* _THE RECORDS_:
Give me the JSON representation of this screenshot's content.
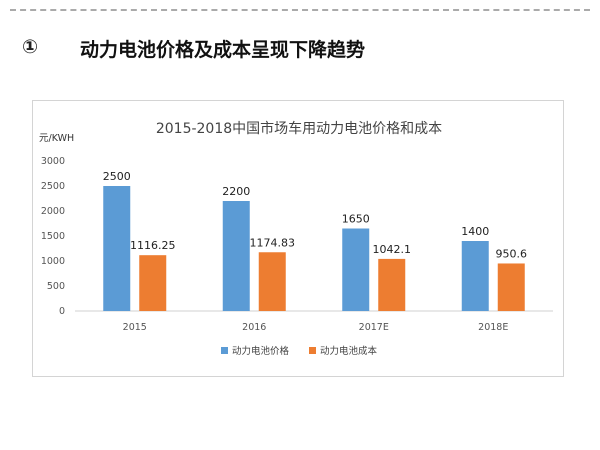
{
  "slide": {
    "number": "①",
    "heading": "动力电池价格及成本呈现下降趋势"
  },
  "chart_data": {
    "type": "bar",
    "title": "2015-2018中国市场车用动力电池价格和成本",
    "ylabel": "元/KWH",
    "xlabel": "",
    "categories": [
      "2015",
      "2016",
      "2017E",
      "2018E"
    ],
    "series": [
      {
        "name": "动力电池价格",
        "color": "#5b9bd5",
        "values": [
          2500,
          2200,
          1650,
          1400
        ],
        "labels": [
          "2500",
          "2200",
          "1650",
          "1400"
        ]
      },
      {
        "name": "动力电池成本",
        "color": "#ed7d31",
        "values": [
          1116.25,
          1174.83,
          1042.1,
          950.6
        ],
        "labels": [
          "1116.25",
          "1174.83",
          "1042.1",
          "950.6"
        ]
      }
    ],
    "ylim": [
      0,
      3000
    ],
    "yticks": [
      "0",
      "500",
      "1000",
      "1500",
      "2000",
      "2500",
      "3000"
    ],
    "grid": false,
    "legend": "bottom"
  }
}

* _PROMPT_:
All entries are to be retyped exactly. Omit any embedded images.

* _FINISHED EXERCISE_:
Give me the JSON representation of this screenshot's content.
{
  "slide": {
    "number": "①",
    "heading": "动力电池价格及成本呈现下降趋势"
  },
  "chart_data": {
    "type": "bar",
    "title": "2015-2018中国市场车用动力电池价格和成本",
    "ylabel": "元/KWH",
    "xlabel": "",
    "categories": [
      "2015",
      "2016",
      "2017E",
      "2018E"
    ],
    "series": [
      {
        "name": "动力电池价格",
        "color": "#5b9bd5",
        "values": [
          2500,
          2200,
          1650,
          1400
        ],
        "labels": [
          "2500",
          "2200",
          "1650",
          "1400"
        ]
      },
      {
        "name": "动力电池成本",
        "color": "#ed7d31",
        "values": [
          1116.25,
          1174.83,
          1042.1,
          950.6
        ],
        "labels": [
          "1116.25",
          "1174.83",
          "1042.1",
          "950.6"
        ]
      }
    ],
    "ylim": [
      0,
      3000
    ],
    "yticks": [
      "0",
      "500",
      "1000",
      "1500",
      "2000",
      "2500",
      "3000"
    ],
    "grid": false,
    "legend": "bottom"
  }
}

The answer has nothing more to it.